_Provided data_
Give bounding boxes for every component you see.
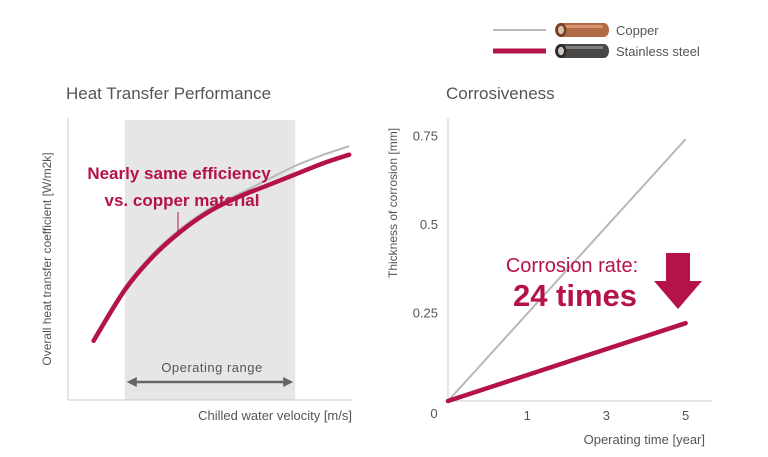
corrosion-rate-value: 24 times: [513, 278, 637, 313]
corrosion-y-tick-label: 0.25: [413, 306, 438, 321]
corrosion-x-tick-label: 5: [682, 408, 689, 423]
corrosion-y-tick-label: 0.5: [420, 217, 438, 232]
corrosion-x-tick-label: 1: [524, 408, 531, 423]
legend-item-copper: Copper: [493, 23, 659, 38]
operating-range-arrow: [126, 377, 294, 387]
corrosion-x-tick-label: 3: [603, 408, 610, 423]
corrosion-chart-axes: [447, 118, 712, 402]
stainless-tube-icon: [555, 44, 609, 58]
copper-tube-icon: [555, 23, 609, 37]
legend-steel-label: Stainless steel: [616, 44, 700, 59]
heat-annotation: Nearly same efficiency vs. copper materi…: [87, 164, 271, 232]
corrosion-annotation: Corrosion rate: 24 times: [506, 253, 702, 313]
arrow-left-icon: [126, 377, 137, 387]
corrosion-y-axis-label: Thickness of corrosion [mm]: [386, 128, 400, 278]
corrosion-series-copper: [447, 138, 687, 402]
heat-y-axis-label: Overall heat transfer coefficient [W/m2k…: [40, 152, 54, 365]
heat-series-stainless-steel: [91, 152, 352, 344]
down-arrow-icon: [654, 253, 702, 309]
legend: Copper Stainless steel: [493, 23, 700, 59]
legend-item-stainless-steel: Stainless steel: [493, 44, 700, 59]
chart-corrosiveness: Corrosiveness Thickness of corrosion [mm…: [386, 84, 712, 447]
heat-chart-axes: [67, 118, 352, 401]
operating-range-label: Operating range: [161, 360, 262, 375]
corrosion-chart-title: Corrosiveness: [446, 84, 555, 103]
corrosion-rate-label: Corrosion rate:: [506, 255, 638, 277]
heat-chart-title: Heat Transfer Performance: [66, 84, 271, 103]
corrosion-series-stainless-steel: [445, 320, 688, 404]
corrosion-x-tick-label: 0: [430, 406, 437, 421]
heat-annotation-leader: [177, 212, 182, 232]
heat-annotation-line1: Nearly same efficiency: [87, 164, 271, 183]
operating-range-region: [124, 120, 296, 400]
corrosion-x-ticks: 0 1 3 5: [430, 406, 689, 423]
corrosion-y-ticks: 0.25 0.5 0.75: [413, 129, 438, 321]
legend-copper-label: Copper: [616, 23, 659, 38]
heat-x-axis-label: Chilled water velocity [m/s]: [198, 408, 352, 423]
corrosion-x-axis-label: Operating time [year]: [584, 432, 705, 447]
chart-heat-transfer: Heat Transfer Performance Overall heat t…: [40, 84, 352, 423]
heat-annotation-line2: vs. copper material: [105, 191, 260, 210]
corrosion-y-tick-label: 0.75: [413, 129, 438, 144]
arrow-right-icon: [283, 377, 294, 387]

_Task instructions_
Revise the records above by replacing "Chilled water velocity" with "Cooling water velocity", changing nothing else. Omit the picture from your answer.

_Task response_
Give bounding boxes for every component you see.
corrosion-rate-value: 24 times: [513, 278, 637, 313]
corrosion-y-tick-label: 0.25: [413, 306, 438, 321]
corrosion-x-tick-label: 5: [682, 408, 689, 423]
corrosion-y-tick-label: 0.5: [420, 217, 438, 232]
corrosion-x-tick-label: 1: [524, 408, 531, 423]
legend-item-copper: Copper: [493, 23, 659, 38]
operating-range-arrow: [126, 377, 294, 387]
corrosion-x-tick-label: 3: [603, 408, 610, 423]
corrosion-chart-axes: [447, 118, 712, 402]
stainless-tube-icon: [555, 44, 609, 58]
copper-tube-icon: [555, 23, 609, 37]
legend-steel-label: Stainless steel: [616, 44, 700, 59]
heat-annotation: Nearly same efficiency vs. copper materi…: [87, 164, 271, 232]
corrosion-annotation: Corrosion rate: 24 times: [506, 253, 702, 313]
arrow-left-icon: [126, 377, 137, 387]
corrosion-y-axis-label: Thickness of corrosion [mm]: [386, 128, 400, 278]
corrosion-series-copper: [447, 138, 687, 402]
heat-y-axis-label: Overall heat transfer coefficient [W/m2k…: [40, 152, 54, 365]
heat-series-stainless-steel: [91, 152, 352, 344]
down-arrow-icon: [654, 253, 702, 309]
legend: Copper Stainless steel: [493, 23, 700, 59]
legend-item-stainless-steel: Stainless steel: [493, 44, 700, 59]
chart-corrosiveness: Corrosiveness Thickness of corrosion [mm…: [386, 84, 712, 447]
heat-chart-axes: [67, 118, 352, 401]
operating-range-label: Operating range: [161, 360, 262, 375]
corrosion-chart-title: Corrosiveness: [446, 84, 555, 103]
corrosion-rate-label: Corrosion rate:: [506, 255, 638, 277]
heat-chart-title: Heat Transfer Performance: [66, 84, 271, 103]
corrosion-series-stainless-steel: [445, 320, 688, 404]
corrosion-x-tick-label: 0: [430, 406, 437, 421]
heat-annotation-leader: [177, 212, 182, 232]
heat-annotation-line1: Nearly same efficiency: [87, 164, 271, 183]
operating-range-region: [124, 120, 296, 400]
corrosion-x-ticks: 0 1 3 5: [430, 406, 689, 423]
corrosion-y-ticks: 0.25 0.5 0.75: [413, 129, 438, 321]
legend-copper-label: Copper: [616, 23, 659, 38]
heat-x-axis-label: Cooling water velocity [m/s]: [198, 408, 352, 423]
corrosion-x-axis-label: Operating time [year]: [584, 432, 705, 447]
chart-heat-transfer: Heat Transfer Performance Overall heat t…: [40, 84, 352, 423]
heat-annotation-line2: vs. copper material: [105, 191, 260, 210]
corrosion-y-tick-label: 0.75: [413, 129, 438, 144]
arrow-right-icon: [283, 377, 294, 387]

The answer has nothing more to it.